I’m sure this exists somewhere so this is more of a request-for-links, but what’s the current thinking on TCP CCA selection for Tor relays? While it has fairness issues (and reported long-tail issues for higher-latency links, though I can’t find good in-practice analysis of this), BBA should handle random packet loss much better than, eg, Cubic. This is likely less of an issue for western users, but many other parts of the world (especially China) see much higher packet loss due to regularly-overloaded links. I presume it is not good practice to change the default CCA for relays/bridges, but it seems BBA/BBAv2 would be a worthwhile experiment to see if it improves the browsing experience for non-western tor users.
Matt
Hi Matt
Am 2020-01-09 um 6:58 AM schrieb Matt Corallo:
I’m sure this exists somewhere so this is more of a request-for-links, but what’s the current thinking on TCP CCA selection for Tor relays? While it has fairness issues (and reported long-tail issues for higher-latency links, though I can’t find good in-practice analysis of this), BBA should handle random packet loss much better than, eg, Cubic. This is likely less of an issue for western users, but many other parts of the world (especially China) see much higher packet loss due to regularly-overloaded links. I presume it is not good practice to change the default CCA for relays/bridges, but it seems BBA/BBAv2 would be a worthwhile experiment to see if it improves the browsing experience for non-western tor users.
Matt
You can find a nice compare between loss less and loss based congestion here [1].
It's difficult to say if one or the other are better in the use with Tor. A single TCP connection between two Tor relays bundles multiple circuits (data flows) which can result in very different needs for congestion to connect end points.
[1] https:// heim.ifi.uio.no/davihay/hayes10__google_delay_based_tcp_conges_contr.pdf -- Cheers, Felix
On Thu, 9 Jan 2020 00:58:36 -0500 Matt Corallo tor-lists@mattcorallo.com wrote:
BBA should handle random packet loss much better than, eg, Cubic.
Do you mean BBR? https://github.com/google/bbr
In my experience it does work very well on Tor relays, and also on servers in general (keeping in mind that these TCP congestion control algorithms only affect upload, so matter most on hosts which do a lot of uploading, or as in case of Tor both upload and download).

**ROWS:**

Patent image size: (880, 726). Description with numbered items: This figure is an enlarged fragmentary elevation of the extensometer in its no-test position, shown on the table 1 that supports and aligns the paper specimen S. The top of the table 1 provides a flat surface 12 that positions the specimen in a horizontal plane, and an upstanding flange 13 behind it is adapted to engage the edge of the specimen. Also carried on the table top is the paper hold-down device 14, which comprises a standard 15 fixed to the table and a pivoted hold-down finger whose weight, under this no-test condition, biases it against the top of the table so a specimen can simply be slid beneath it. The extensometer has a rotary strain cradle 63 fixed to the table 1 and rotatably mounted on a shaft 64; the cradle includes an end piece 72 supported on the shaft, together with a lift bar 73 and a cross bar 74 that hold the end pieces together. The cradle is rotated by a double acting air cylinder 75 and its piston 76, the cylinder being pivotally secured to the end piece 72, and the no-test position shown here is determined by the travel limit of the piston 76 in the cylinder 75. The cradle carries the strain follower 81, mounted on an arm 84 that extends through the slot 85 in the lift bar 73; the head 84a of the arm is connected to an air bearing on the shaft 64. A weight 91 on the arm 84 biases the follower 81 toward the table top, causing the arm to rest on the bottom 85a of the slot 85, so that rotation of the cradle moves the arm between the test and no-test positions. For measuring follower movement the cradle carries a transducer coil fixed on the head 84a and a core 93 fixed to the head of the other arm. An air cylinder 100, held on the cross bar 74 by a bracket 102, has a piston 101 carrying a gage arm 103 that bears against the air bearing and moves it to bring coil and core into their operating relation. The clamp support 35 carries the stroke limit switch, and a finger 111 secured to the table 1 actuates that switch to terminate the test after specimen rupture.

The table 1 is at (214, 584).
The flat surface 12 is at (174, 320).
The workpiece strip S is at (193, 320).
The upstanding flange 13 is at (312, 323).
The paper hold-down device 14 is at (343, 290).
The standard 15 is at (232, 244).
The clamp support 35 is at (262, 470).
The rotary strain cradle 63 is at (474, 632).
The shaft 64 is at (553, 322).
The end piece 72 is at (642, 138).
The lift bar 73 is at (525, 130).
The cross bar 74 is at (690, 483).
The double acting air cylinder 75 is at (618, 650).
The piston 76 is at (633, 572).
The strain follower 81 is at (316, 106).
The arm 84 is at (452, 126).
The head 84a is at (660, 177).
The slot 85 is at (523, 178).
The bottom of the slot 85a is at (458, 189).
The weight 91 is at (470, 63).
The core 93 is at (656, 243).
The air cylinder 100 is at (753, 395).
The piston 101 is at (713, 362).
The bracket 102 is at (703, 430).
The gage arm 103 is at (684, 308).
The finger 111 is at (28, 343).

**GIVEN TASK:** Put this sentence from the thread on congestion control for Tor relays into Spanish: "This is likely less of an issue for western users, but many other parts of the world (especially China) see much higher packet loss due to regularly-overloaded links." The data is separate material, apart from the thread on congestion control for Tor relays.

**CORRECT RESPONSE:** Es probable que esto sea un problema menor para los usuarios occidentales, pero muchas otras partes del mundo (especialmente China) sufren una pérdida de paquetes mucho mayor debido a enlaces sobrecargados con regularidad.